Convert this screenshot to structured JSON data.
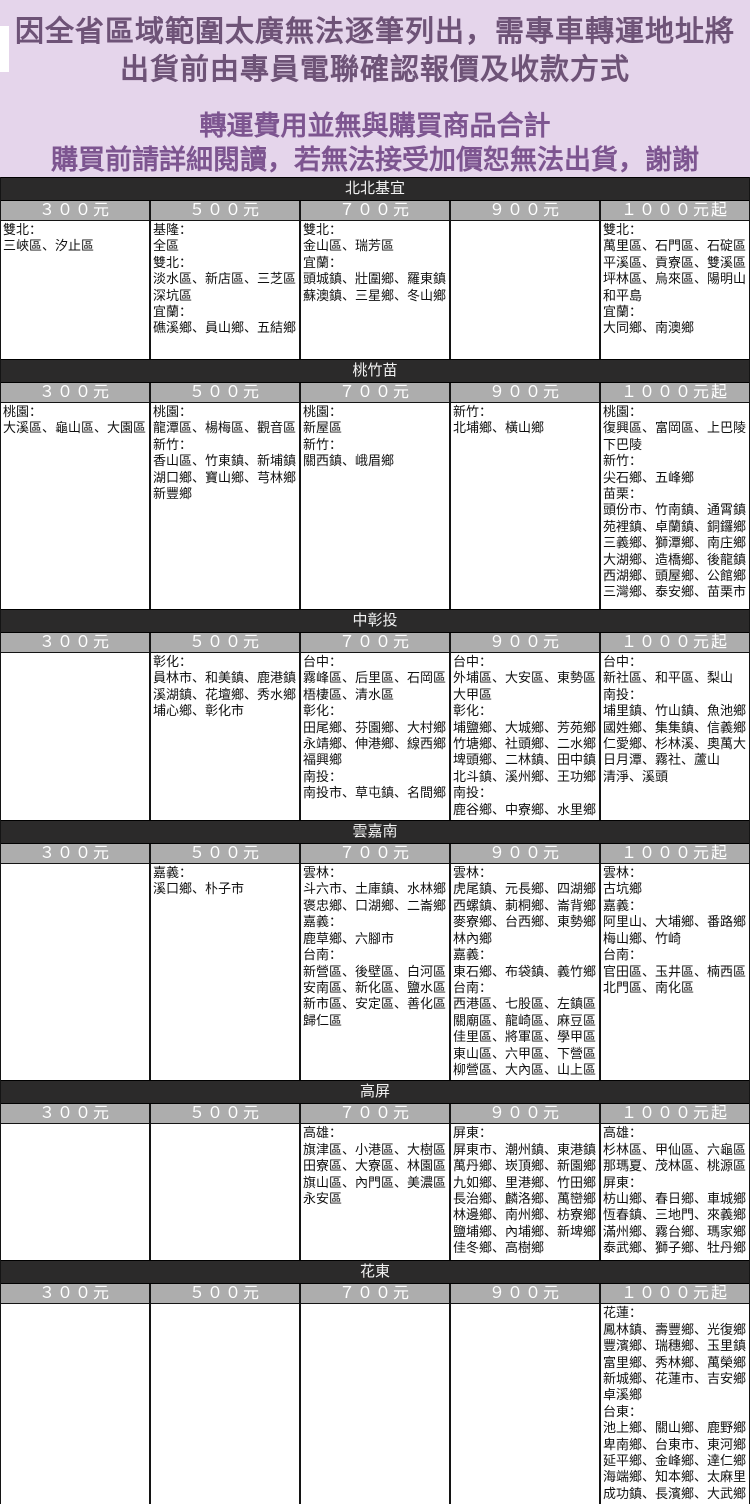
{
  "banner": {
    "line1": "因全省區域範圍太廣無法逐筆列出，需專車轉運地址將",
    "line2": "出貨前由專員電聯確認報價及收款方式",
    "line3": "轉運費用並無與購買商品合計",
    "line4": "購買前請詳細閱讀，若無法接受加價恕無法出貨，謝謝"
  },
  "colors": {
    "banner_bg": "#e5d5eb",
    "banner_text_primary": "#6e5377",
    "banner_text_secondary": "#7d5590",
    "section_bar_bg": "#2b2a2a",
    "section_bar_text": "#f2f2f2",
    "price_header_bg": "#adadad",
    "price_header_text": "#ffffff",
    "cell_bg": "#ffffff",
    "cell_text": "#111111",
    "border": "#141414"
  },
  "price_headers": [
    "３００元",
    "５００元",
    "７００元",
    "９００元",
    "１０００元起"
  ],
  "sections": [
    {
      "title": "北北基宜",
      "columns": [
        [
          "雙北：",
          "三峽區、汐止區"
        ],
        [
          "基隆：",
          "全區",
          "雙北：",
          "淡水區、新店區、三芝區",
          "深坑區",
          "宜蘭：",
          "礁溪鄉、員山鄉、五結鄉"
        ],
        [
          "雙北：",
          "金山區、瑞芳區",
          "宜蘭：",
          "頭城鎮、壯圍鄉、羅東鎮",
          "蘇澳鎮、三星鄉、冬山鄉"
        ],
        [],
        [
          "雙北：",
          "萬里區、石門區、石碇區",
          "平溪區、貢寮區、雙溪區",
          "坪林區、烏來區、陽明山",
          "和平島",
          "宜蘭：",
          "大同鄉、南澳鄉"
        ]
      ]
    },
    {
      "title": "桃竹苗",
      "columns": [
        [
          "桃園：",
          "大溪區、龜山區、大園區"
        ],
        [
          "桃園：",
          "龍潭區、楊梅區、觀音區",
          "新竹：",
          "香山區、竹東鎮、新埔鎮",
          "湖口鄉、寶山鄉、芎林鄉",
          "新豐鄉"
        ],
        [
          "桃園：",
          "新屋區",
          "新竹：",
          "關西鎮、峨眉鄉"
        ],
        [
          "新竹：",
          "北埔鄉、橫山鄉"
        ],
        [
          "桃園：",
          "復興區、富岡區、上巴陵",
          "下巴陵",
          "新竹：",
          "尖石鄉、五峰鄉",
          "苗栗：",
          "頭份市、竹南鎮、通霄鎮",
          "苑裡鎮、卓蘭鎮、銅鑼鄉",
          "三義鄉、獅潭鄉、南庄鄉",
          "大湖鄉、造橋鄉、後龍鎮",
          "西湖鄉、頭屋鄉、公館鄉",
          "三灣鄉、泰安鄉、苗栗市"
        ]
      ]
    },
    {
      "title": "中彰投",
      "columns": [
        [],
        [
          "彰化：",
          "員林市、和美鎮、鹿港鎮",
          "溪湖鎮、花壇鄉、秀水鄉",
          "埔心鄉、彰化市"
        ],
        [
          "台中：",
          "霧峰區、后里區、石岡區",
          "梧棲區、清水區",
          "彰化：",
          "田尾鄉、芬園鄉、大村鄉",
          "永靖鄉、伸港鄉、線西鄉",
          "福興鄉",
          "南投：",
          "南投市、草屯鎮、名間鄉"
        ],
        [
          "台中：",
          "外埔區、大安區、東勢區",
          "大甲區",
          "彰化：",
          "埔鹽鄉、大城鄉、芳苑鄉",
          "竹塘鄉、社頭鄉、二水鄉",
          "埤頭鄉、二林鎮、田中鎮",
          "北斗鎮、溪州鄉、王功鄉",
          "南投：",
          "鹿谷鄉、中寮鄉、水里鄉"
        ],
        [
          "台中：",
          "新社區、和平區、梨山",
          "南投：",
          "埔里鎮、竹山鎮、魚池鄉",
          "國姓鄉、集集鎮、信義鄉",
          "仁愛鄉、杉林溪、奧萬大",
          "日月潭、霧社、蘆山",
          "清淨、溪頭"
        ]
      ]
    },
    {
      "title": "雲嘉南",
      "columns": [
        [],
        [
          "嘉義：",
          "溪口鄉、朴子市"
        ],
        [
          "雲林：",
          "斗六市、土庫鎮、水林鄉",
          "褒忠鄉、口湖鄉、二崙鄉",
          "嘉義：",
          "鹿草鄉、六腳市",
          "台南：",
          "新營區、後壁區、白河區",
          "安南區、新化區、鹽水區",
          "新市區、安定區、善化區",
          "歸仁區"
        ],
        [
          "雲林：",
          "虎尾鎮、元長鄉、四湖鄉",
          "西螺鎮、莿桐鄉、崙背鄉",
          "麥寮鄉、台西鄉、東勢鄉",
          "林內鄉",
          "嘉義：",
          "東石鄉、布袋鎮、義竹鄉",
          "台南：",
          "西港區、七股區、左鎮區",
          "關廟區、龍崎區、麻豆區",
          "佳里區、將軍區、學甲區",
          "東山區、六甲區、下營區",
          "柳營區、大內區、山上區"
        ],
        [
          "雲林：",
          "古坑鄉",
          "嘉義：",
          "阿里山、大埔鄉、番路鄉",
          "梅山鄉、竹崎",
          "台南：",
          "官田區、玉井區、楠西區",
          "北門區、南化區"
        ]
      ]
    },
    {
      "title": "高屏",
      "columns": [
        [],
        [],
        [
          "高雄：",
          "旗津區、小港區、大樹區",
          "田寮區、大寮區、林園區",
          "旗山區、內門區、美濃區",
          "永安區"
        ],
        [
          "屏東：",
          "屏東市、潮州鎮、東港鎮",
          "萬丹鄉、崁頂鄉、新園鄉",
          "九如鄉、里港鄉、竹田鄉",
          "長治鄉、麟洛鄉、萬巒鄉",
          "林邊鄉、南州鄉、枋寮鄉",
          "鹽埔鄉、內埔鄉、新埤鄉",
          "佳冬鄉、高樹鄉"
        ],
        [
          "高雄：",
          "杉林區、甲仙區、六龜區",
          "那瑪夏、茂林區、桃源區",
          "屏東：",
          "枋山鄉、春日鄉、車城鄉",
          "恆春鎮、三地門、來義鄉",
          "滿州鄉、霧台鄉、瑪家鄉",
          "泰武鄉、獅子鄉、牡丹鄉"
        ]
      ]
    },
    {
      "title": "花東",
      "columns": [
        [],
        [],
        [],
        [],
        [
          "花蓮：",
          "鳳林鎮、壽豐鄉、光復鄉",
          "豐濱鄉、瑞穗鄉、玉里鎮",
          "富里鄉、秀林鄉、萬榮鄉",
          "新城鄉、花蓮市、吉安鄉",
          "卓溪鄉",
          "台東：",
          "池上鄉、關山鄉、鹿野鄉",
          "卑南鄉、台東市、東河鄉",
          "延平鄉、金峰鄉、達仁鄉",
          "海端鄉、知本鄉、太麻里",
          "成功鎮、長濱鄉、大武鄉"
        ]
      ]
    }
  ]
}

■ **Challenge**: Pictures don't belong in the copy. Transcribe every record exactly as it appears.

■ **Result**:
Convert this screenshot to structured JSON data.
{
  "banner": {
    "line1": "因全省區域範圍太廣無法逐筆列出，需專車轉運地址將",
    "line2": "出貨前由專員電聯確認報價及收款方式",
    "line3": "轉運費用並無與購買商品合計",
    "line4": "購買前請詳細閱讀，若無法接受加價恕無法出貨，謝謝"
  },
  "colors": {
    "banner_bg": "#e5d5eb",
    "banner_text_primary": "#6e5377",
    "banner_text_secondary": "#7d5590",
    "section_bar_bg": "#2b2a2a",
    "section_bar_text": "#f2f2f2",
    "price_header_bg": "#adadad",
    "price_header_text": "#ffffff",
    "cell_bg": "#ffffff",
    "cell_text": "#111111",
    "border": "#141414"
  },
  "price_headers": [
    "３００元",
    "５００元",
    "７００元",
    "９００元",
    "１０００元起"
  ],
  "sections": [
    {
      "title": "北北基宜",
      "columns": [
        [
          "雙北：",
          "三峽區、汐止區"
        ],
        [
          "基隆：",
          "全區",
          "雙北：",
          "淡水區、新店區、三芝區",
          "深坑區",
          "宜蘭：",
          "礁溪鄉、員山鄉、五結鄉"
        ],
        [
          "雙北：",
          "金山區、瑞芳區",
          "宜蘭：",
          "頭城鎮、壯圍鄉、羅東鎮",
          "蘇澳鎮、三星鄉、冬山鄉"
        ],
        [],
        [
          "雙北：",
          "萬里區、石門區、石碇區",
          "平溪區、貢寮區、雙溪區",
          "坪林區、烏來區、陽明山",
          "和平島",
          "宜蘭：",
          "大同鄉、南澳鄉"
        ]
      ]
    },
    {
      "title": "桃竹苗",
      "columns": [
        [
          "桃園：",
          "大溪區、龜山區、大園區"
        ],
        [
          "桃園：",
          "龍潭區、楊梅區、觀音區",
          "新竹：",
          "香山區、竹東鎮、新埔鎮",
          "湖口鄉、寶山鄉、芎林鄉",
          "新豐鄉"
        ],
        [
          "桃園：",
          "新屋區",
          "新竹：",
          "關西鎮、峨眉鄉"
        ],
        [
          "新竹：",
          "北埔鄉、橫山鄉"
        ],
        [
          "桃園：",
          "復興區、富岡區、上巴陵",
          "下巴陵",
          "新竹：",
          "尖石鄉、五峰鄉",
          "苗栗：",
          "頭份市、竹南鎮、通霄鎮",
          "苑裡鎮、卓蘭鎮、銅鑼鄉",
          "三義鄉、獅潭鄉、南庄鄉",
          "大湖鄉、造橋鄉、後龍鎮",
          "西湖鄉、頭屋鄉、公館鄉",
          "三灣鄉、泰安鄉、苗栗市"
        ]
      ]
    },
    {
      "title": "中彰投",
      "columns": [
        [],
        [
          "彰化：",
          "員林市、和美鎮、鹿港鎮",
          "溪湖鎮、花壇鄉、秀水鄉",
          "埔心鄉、彰化市"
        ],
        [
          "台中：",
          "霧峰區、后里區、石岡區",
          "梧棲區、清水區",
          "彰化：",
          "田尾鄉、芬園鄉、大村鄉",
          "永靖鄉、伸港鄉、線西鄉",
          "福興鄉",
          "南投：",
          "南投市、草屯鎮、名間鄉"
        ],
        [
          "台中：",
          "外埔區、大安區、東勢區",
          "大甲區",
          "彰化：",
          "埔鹽鄉、大城鄉、芳苑鄉",
          "竹塘鄉、社頭鄉、二水鄉",
          "埤頭鄉、二林鎮、田中鎮",
          "北斗鎮、溪州鄉、王功鄉",
          "南投：",
          "鹿谷鄉、中寮鄉、水里鄉"
        ],
        [
          "台中：",
          "新社區、和平區、梨山",
          "南投：",
          "埔里鎮、竹山鎮、魚池鄉",
          "國姓鄉、集集鎮、信義鄉",
          "仁愛鄉、杉林溪、奧萬大",
          "日月潭、霧社、蘆山",
          "清淨、溪頭"
        ]
      ]
    },
    {
      "title": "雲嘉南",
      "columns": [
        [],
        [
          "嘉義：",
          "溪口鄉、朴子市"
        ],
        [
          "雲林：",
          "斗六市、土庫鎮、水林鄉",
          "褒忠鄉、口湖鄉、二崙鄉",
          "嘉義：",
          "鹿草鄉、六腳市",
          "台南：",
          "新營區、後壁區、白河區",
          "安南區、新化區、鹽水區",
          "新市區、安定區、善化區",
          "歸仁區"
        ],
        [
          "雲林：",
          "虎尾鎮、元長鄉、四湖鄉",
          "西螺鎮、莿桐鄉、崙背鄉",
          "麥寮鄉、台西鄉、東勢鄉",
          "林內鄉",
          "嘉義：",
          "東石鄉、布袋鎮、義竹鄉",
          "台南：",
          "西港區、七股區、左鎮區",
          "關廟區、龍崎區、麻豆區",
          "佳里區、將軍區、學甲區",
          "東山區、六甲區、下營區",
          "柳營區、大內區、山上區"
        ],
        [
          "雲林：",
          "古坑鄉",
          "嘉義：",
          "阿里山、大埔鄉、番路鄉",
          "梅山鄉、竹崎",
          "台南：",
          "官田區、玉井區、楠西區",
          "北門區、南化區"
        ]
      ]
    },
    {
      "title": "高屏",
      "columns": [
        [],
        [],
        [
          "高雄：",
          "旗津區、小港區、大樹區",
          "田寮區、大寮區、林園區",
          "旗山區、內門區、美濃區",
          "永安區"
        ],
        [
          "屏東：",
          "屏東市、潮州鎮、東港鎮",
          "萬丹鄉、崁頂鄉、新園鄉",
          "九如鄉、里港鄉、竹田鄉",
          "長治鄉、麟洛鄉、萬巒鄉",
          "林邊鄉、南州鄉、枋寮鄉",
          "鹽埔鄉、內埔鄉、新埤鄉",
          "佳冬鄉、高樹鄉"
        ],
        [
          "高雄：",
          "杉林區、甲仙區、六龜區",
          "那瑪夏、茂林區、桃源區",
          "屏東：",
          "枋山鄉、春日鄉、車城鄉",
          "恆春鎮、三地門、來義鄉",
          "滿州鄉、霧台鄉、瑪家鄉",
          "泰武鄉、獅子鄉、牡丹鄉"
        ]
      ]
    },
    {
      "title": "花東",
      "columns": [
        [],
        [],
        [],
        [],
        [
          "花蓮：",
          "鳳林鎮、壽豐鄉、光復鄉",
          "豐濱鄉、瑞穗鄉、玉里鎮",
          "富里鄉、秀林鄉、萬榮鄉",
          "新城鄉、花蓮市、吉安鄉",
          "卓溪鄉",
          "台東：",
          "池上鄉、關山鄉、鹿野鄉",
          "卑南鄉、台東市、東河鄉",
          "延平鄉、金峰鄉、達仁鄉",
          "海端鄉、知本鄉、太麻里",
          "成功鎮、長濱鄉、大武鄉"
        ]
      ]
    }
  ]
}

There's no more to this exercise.